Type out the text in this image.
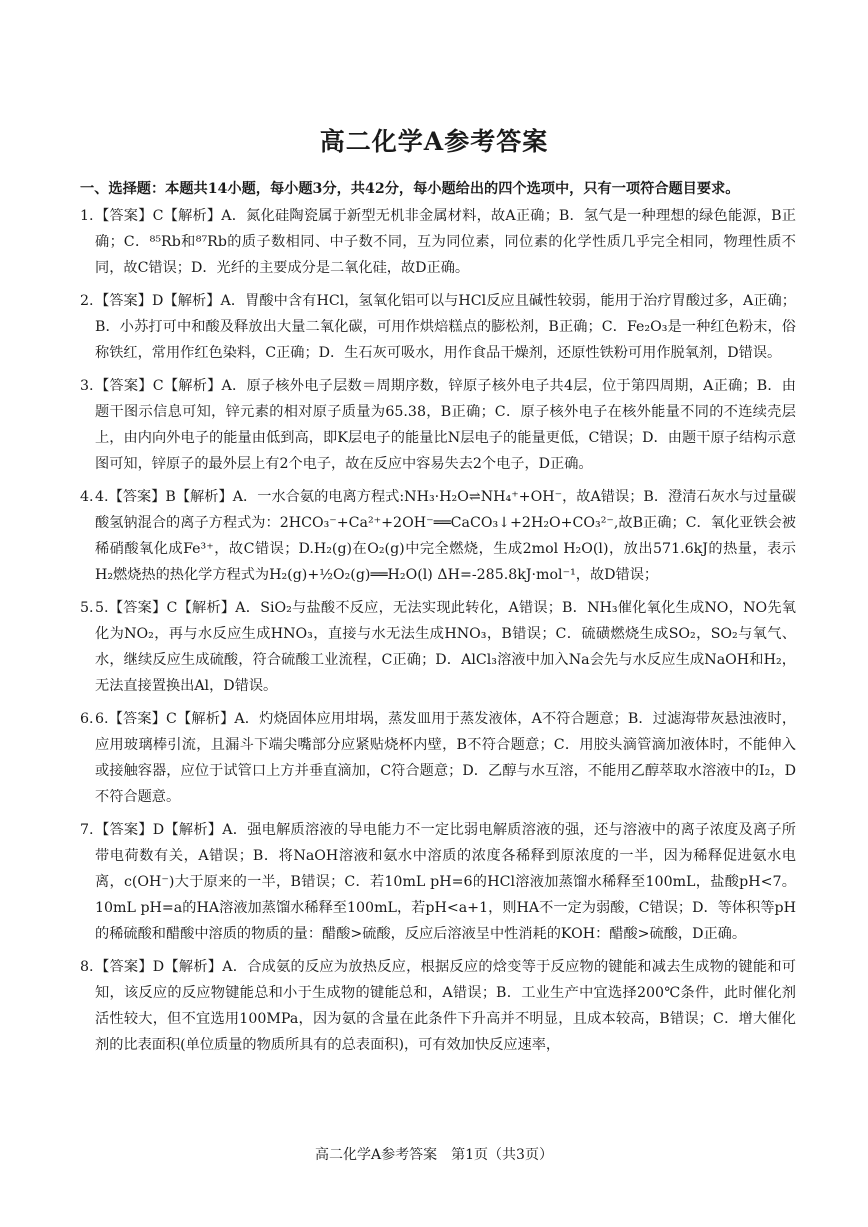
高二化学A参考答案
一、选择题：本题共14小题，每小题3分，共42分，每小题给出的四个选项中，只有一项符合题目要求。
1. 【答案】C【解析】A．氮化硅陶瓷属于新型无机非金属材料，故A正确；B．氢气是一种理想的绿色能源，B正确；C．⁸⁵Rb和⁸⁷Rb的质子数相同、中子数不同，互为同位素，同位素的化学性质几乎完全相同，物理性质不同，故C错误；D．光纤的主要成分是二氧化硅，故D正确。
2. 【答案】D【解析】A．胃酸中含有HCl，氢氧化铝可以与HCl反应且碱性较弱，能用于治疗胃酸过多，A正确；B．小苏打可中和酸及释放出大量二氧化碳，可用作烘焙糕点的膨松剂，B正确；C．Fe₂O₃是一种红色粉末，俗称铁红，常用作红色染料，C正确；D．生石灰可吸水，用作食品干燥剂，还原性铁粉可用作脱氧剂，D错误。
3. 【答案】C【解析】A．原子核外电子层数＝周期序数，锌原子核外电子共4层，位于第四周期，A正确；B．由题干图示信息可知，锌元素的相对原子质量为65.38，B正确；C．原子核外电子在核外能量不同的不连续壳层上，由内向外电子的能量由低到高，即K层电子的能量比N层电子的能量更低，C错误；D．由题干原子结构示意图可知，锌原子的最外层上有2个电子，故在反应中容易失去2个电子，D正确。
4. 4.【答案】B【解析】A．一水合氨的电离方程式:NH₃·H₂O⇌NH₄⁺+OH⁻，故A错误；B．澄清石灰水与过量碳酸氢钠混合的离子方程式为：2HCO₃⁻+Ca²⁺+2OH⁻══CaCO₃↓+2H₂O+CO₃²⁻,故B正确；C．氧化亚铁会被稀硝酸氧化成Fe³⁺，故C错误；D.H₂(g)在O₂(g)中完全燃烧，生成2mol H₂O(l)，放出571.6kJ的热量，表示H₂燃烧热的热化学方程式为H₂(g)+½O₂(g)══H₂O(l) ΔH=-285.8kJ·mol⁻¹，故D错误；
5. 5.【答案】C【解析】A．SiO₂与盐酸不反应，无法实现此转化，A错误；B．NH₃催化氧化生成NO，NO先氧化为NO₂，再与水反应生成HNO₃，直接与水无法生成HNO₃，B错误；C．硫磺燃烧生成SO₂，SO₂与氧气、水，继续反应生成硫酸，符合硫酸工业流程，C正确；D．AlCl₃溶液中加入Na会先与水反应生成NaOH和H₂，无法直接置换出Al，D错误。
6. 6.【答案】C【解析】A．灼烧固体应用坩埚，蒸发皿用于蒸发液体，A不符合题意；B．过滤海带灰悬浊液时，应用玻璃棒引流，且漏斗下端尖嘴部分应紧贴烧杯内壁，B不符合题意；C．用胶头滴管滴加液体时，不能伸入或接触容器，应位于试管口上方并垂直滴加，C符合题意；D．乙醇与水互溶，不能用乙醇萃取水溶液中的I₂，D不符合题意。
7. 【答案】D【解析】A．强电解质溶液的导电能力不一定比弱电解质溶液的强，还与溶液中的离子浓度及离子所带电荷数有关，A错误；B．将NaOH溶液和氨水中溶质的浓度各稀释到原浓度的一半，因为稀释促进氨水电离，c(OH⁻)大于原来的一半，B错误；C．若10mL pH=6的HCl溶液加蒸馏水稀释至100mL，盐酸pH<7。10mL pH=a的HA溶液加蒸馏水稀释至100mL，若pH<a+1，则HA不一定为弱酸，C错误；D．等体积等pH的稀硫酸和醋酸中溶质的物质的量：醋酸>硫酸，反应后溶液呈中性消耗的KOH：醋酸>硫酸，D正确。
8. 【答案】D【解析】A．合成氨的反应为放热反应，根据反应的焓变等于反应物的键能和减去生成物的键能和可知，该反应的反应物键能总和小于生成物的键能总和，A错误；B．工业生产中宜选择200℃条件，此时催化剂活性较大，但不宜选用100MPa，因为氨的含量在此条件下升高并不明显，且成本较高，B错误；C．增大催化剂的比表面积(单位质量的物质所具有的总表面积)，可有效加快反应速率，
高二化学A参考答案　第1页（共3页）
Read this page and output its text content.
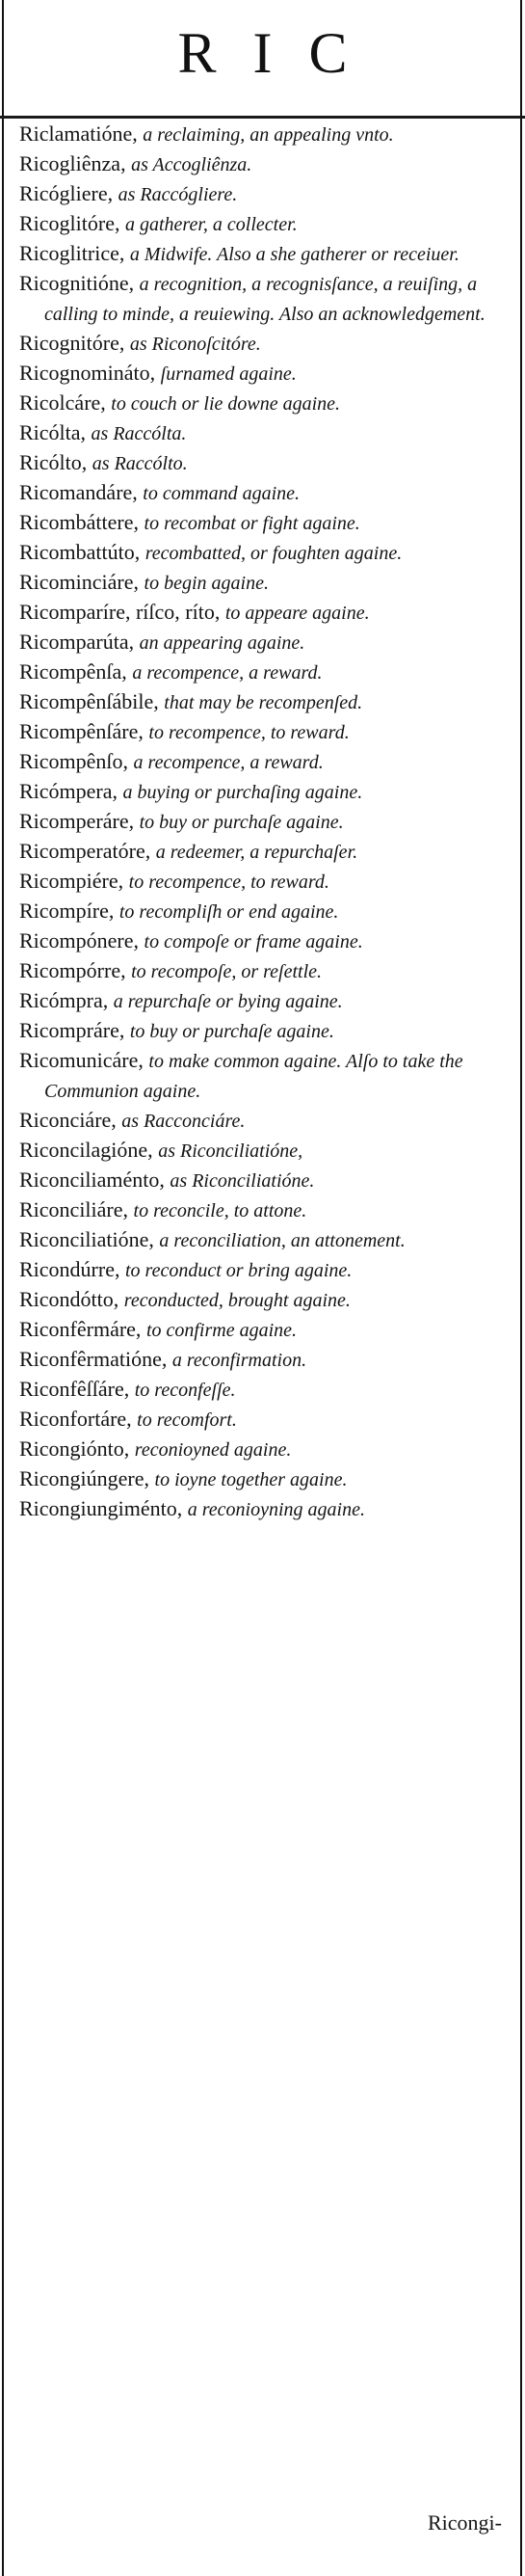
RIC
Riclamatióne, a reclaiming, an appealing vnto.
Ricogliênza, as Accogliênza.
Ricógliere, as Raccógliere.
Ricoglitóre, a gatherer, a collecter.
Ricoglitrice, a Midwife. Also a she gatherer or receiuer.
Ricognitióne, a recognition, a recognisſance, a reuiſing, a calling to minde, a reuiewing. Also an acknowledgement.
Ricognitóre, as Riconoſcitóre.
Ricognomináto, ſurnamed againe.
Ricolcáre, to couch or lie downe againe.
Ricólta, as Raccólta.
Ricólto, as Raccólto.
Ricomandáre, to command againe.
Ricombáttere, to recombat or fight againe.
Ricombattúto, recombatted, or foughten againe.
Ricominciáre, to begin againe.
Ricomparíre, ríſco, ríto, to appeare againe.
Ricomparúta, an appearing againe.
Ricompênſa, a recompence, a reward.
Ricompênſábile, that may be recompenſed.
Ricompênſáre, to recompence, to reward.
Ricompênſo, a recompence, a reward.
Ricómpera, a buying or purchaſing againe.
Ricomperáre, to buy or purchaſe againe.
Ricomperatóre, a redeemer, a repurchaſer.
Ricompiére, to recompence, to reward.
Ricompíre, to recompliſh or end againe.
Ricompónere, to compoſe or frame againe.
Ricompórre, to recompoſe, or reſettle.
Ricómpra, a repurchaſe or bying againe.
Ricompráre, to buy or purchaſe againe.
Ricomunicáre, to make common againe. Alſo to take the Communion againe.
Riconciáre, as Racconciáre.
Riconcilagióne, as Riconciliatióne,
Riconciliaménto, as Riconciliatióne.
Riconciliáre, to reconcile, to attone.
Riconciliatióne, a reconciliation, an attonement.
Ricondúrre, to reconduct or bring againe.
Ricondótto, reconducted, brought againe.
Riconfêrmáre, to confirme againe.
Riconfêrmatióne, a reconfirmation.
Riconfêſſáre, to reconfeſſe.
Riconfortáre, to recomfort.
Ricongiónto, reconioyned againe.
Ricongiúngere, to ioyne together againe.
Ricongiungiménto, a reconioyning againe.
Ricongi-
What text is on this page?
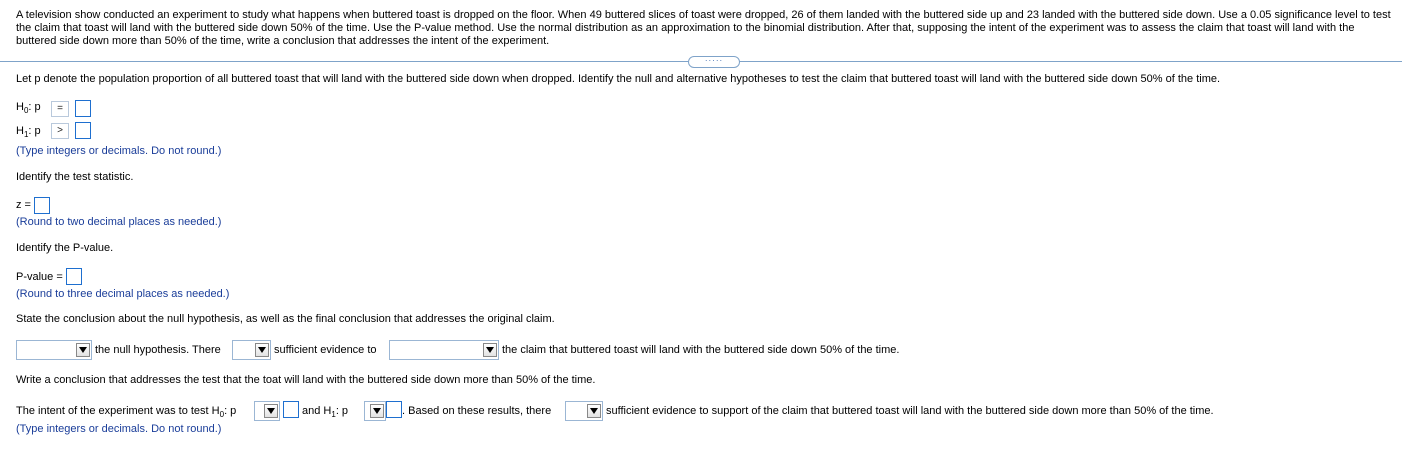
A television show conducted an experiment to study what happens when buttered toast is dropped on the floor. When 49 buttered slices of toast were dropped, 26 of them landed with the buttered side up and 23 landed with the buttered side down. Use a 0.05 significance level to test the claim that toast will land with the buttered side down 50% of the time. Use the P-value method. Use the normal distribution as an approximation to the binomial distribution. After that, supposing the intent of the experiment was to assess the claim that toast will land with the buttered side down more than 50% of the time, write a conclusion that addresses the intent of the experiment.
·····
Let p denote the population proportion of all buttered toast that will land with the buttered side down when dropped. Identify the null and alternative hypotheses to test the claim that buttered toast will land with the buttered side down 50% of the time.
$H_0$: p	=
$H_1$: p	>
(Type integers or decimals. Do not round.)
Identify the test statistic.
z =
(Round to two decimal places as needed.)
Identify the P-value.
P-value =
(Round to three decimal places as needed.)
State the conclusion about the null hypothesis, as well as the final conclusion that addresses the original claim.
the null hypothesis. There	sufficient evidence to	the claim that buttered toast will land with the buttered side down 50% of the time.
Write a conclusion that addresses the test that the toat will land with the buttered side down more than 50% of the time.
The intent of the experiment was to test $H_0$: p	and $H_1$: p	. Based on these results, there	sufficient evidence to support of the claim that buttered toast will land with the buttered side down more than 50% of the time.
(Type integers or decimals. Do not round.)
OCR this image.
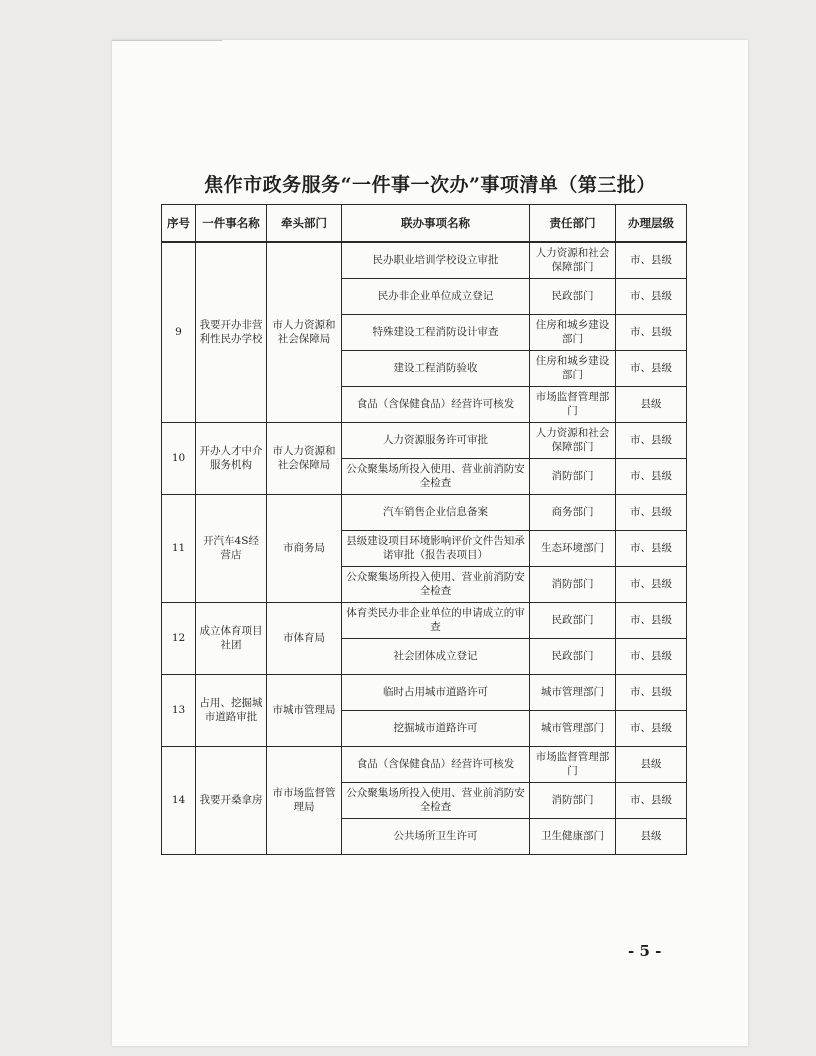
焦作市政务服务“一件事一次办”事项清单（第三批）
序号	一件事名称	牵头部门	联办事项名称	责任部门	办理层级
9	我要开办非营利性民办学校	市人力资源和社会保障局	民办职业培训学校设立审批	人力资源和社会保障部门	市、县级
			民办非企业单位成立登记	民政部门	市、县级
			特殊建设工程消防设计审查	住房和城乡建设部门	市、县级
			建设工程消防验收	住房和城乡建设部门	市、县级
			食品（含保健食品）经营许可核发	市场监督管理部门	县级
10	开办人才中介服务机构	市人力资源和社会保障局	人力资源服务许可审批	人力资源和社会保障部门	市、县级
			公众聚集场所投入使用、营业前消防安全检查	消防部门	市、县级
11	开汽车4S经营店	市商务局	汽车销售企业信息备案	商务部门	市、县级
			县级建设项目环境影响评价文件告知承诺审批（报告表项目）	生态环境部门	市、县级
			公众聚集场所投入使用、营业前消防安全检查	消防部门	市、县级
12	成立体育项目社团	市体育局	体育类民办非企业单位的申请成立的审查	民政部门	市、县级
			社会团体成立登记	民政部门	市、县级
13	占用、挖掘城市道路审批	市城市管理局	临时占用城市道路许可	城市管理部门	市、县级
			挖掘城市道路许可	城市管理部门	市、县级
14	我要开桑拿房	市市场监督管理局	食品（含保健食品）经营许可核发	市场监督管理部门	县级
			公众聚集场所投入使用、营业前消防安全检查	消防部门	市、县级
			公共场所卫生许可	卫生健康部门	县级
- 5 -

Work to be completed
Copy exactly the lines from the one containing "OCR this image." through the final line of the records above, both included, and leave out any pictures.

Expected output
OCR this image.
焦作市政务服务“一件事一次办”事项清单（第三批）
序号	一件事名称	牵头部门	联办事项名称	责任部门	办理层级
9	我要开办非营利性民办学校	市人力资源和社会保障局	民办职业培训学校设立审批	人力资源和社会保障部门	市、县级
			民办非企业单位成立登记	民政部门	市、县级
			特殊建设工程消防设计审查	住房和城乡建设部门	市、县级
			建设工程消防验收	住房和城乡建设部门	市、县级
			食品（含保健食品）经营许可核发	市场监督管理部门	县级
10	开办人才中介服务机构	市人力资源和社会保障局	人力资源服务许可审批	人力资源和社会保障部门	市、县级
			公众聚集场所投入使用、营业前消防安全检查	消防部门	市、县级
11	开汽车4S经营店	市商务局	汽车销售企业信息备案	商务部门	市、县级
			县级建设项目环境影响评价文件告知承诺审批（报告表项目）	生态环境部门	市、县级
			公众聚集场所投入使用、营业前消防安全检查	消防部门	市、县级
12	成立体育项目社团	市体育局	体育类民办非企业单位的申请成立的审查	民政部门	市、县级
			社会团体成立登记	民政部门	市、县级
13	占用、挖掘城市道路审批	市城市管理局	临时占用城市道路许可	城市管理部门	市、县级
			挖掘城市道路许可	城市管理部门	市、县级
14	我要开桑拿房	市市场监督管理局	食品（含保健食品）经营许可核发	市场监督管理部门	县级
			公众聚集场所投入使用、营业前消防安全检查	消防部门	市、县级
			公共场所卫生许可	卫生健康部门	县级
- 5 -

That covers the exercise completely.